Copy the listing verbatim, excluding any images found in it.

— Material provided —

□ □ □ □

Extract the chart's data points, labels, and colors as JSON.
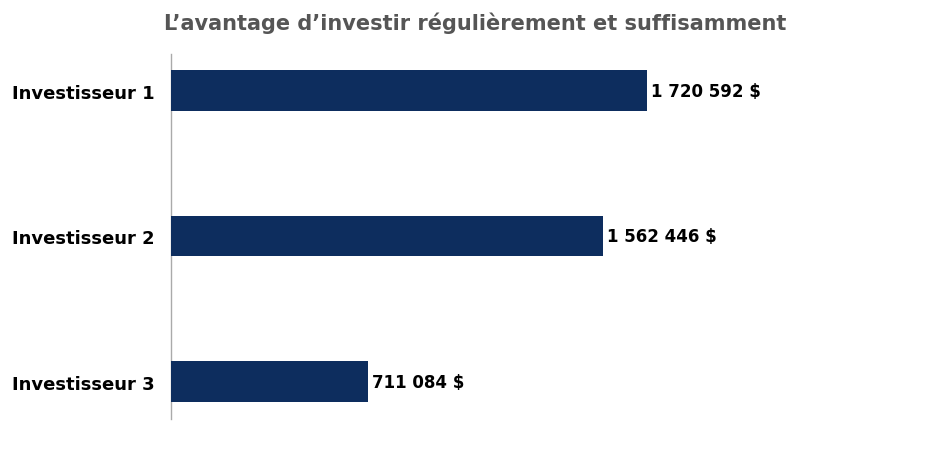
{
  "title": "L’avantage d’investir régulièrement et suffisamment",
  "categories": [
    "Investisseur 3",
    "Investisseur 2",
    "Investisseur 1"
  ],
  "values": [
    711084,
    1562446,
    1720592
  ],
  "labels": [
    "711 084 $",
    "1 562 446 $",
    "1 720 592 $"
  ],
  "bar_color": "#0d2d5e",
  "background_color": "#ffffff",
  "title_fontsize": 15,
  "label_fontsize": 12,
  "category_fontsize": 13,
  "xlim": [
    0,
    2200000
  ],
  "bar_height": 0.28,
  "title_color": "#555555",
  "spine_color": "#aaaaaa"
}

□ □ □ □

— Correct output —
Extract the chart's data points, labels, and colors as JSON.
{
  "title": "L’avantage d’investir régulièrement et suffisamment",
  "categories": [
    "Investisseur 3",
    "Investisseur 2",
    "Investisseur 1"
  ],
  "values": [
    711084,
    1562446,
    1720592
  ],
  "labels": [
    "711 084 $",
    "1 562 446 $",
    "1 720 592 $"
  ],
  "bar_color": "#0d2d5e",
  "background_color": "#ffffff",
  "title_fontsize": 15,
  "label_fontsize": 12,
  "category_fontsize": 13,
  "xlim": [
    0,
    2200000
  ],
  "bar_height": 0.28,
  "title_color": "#555555",
  "spine_color": "#aaaaaa"
}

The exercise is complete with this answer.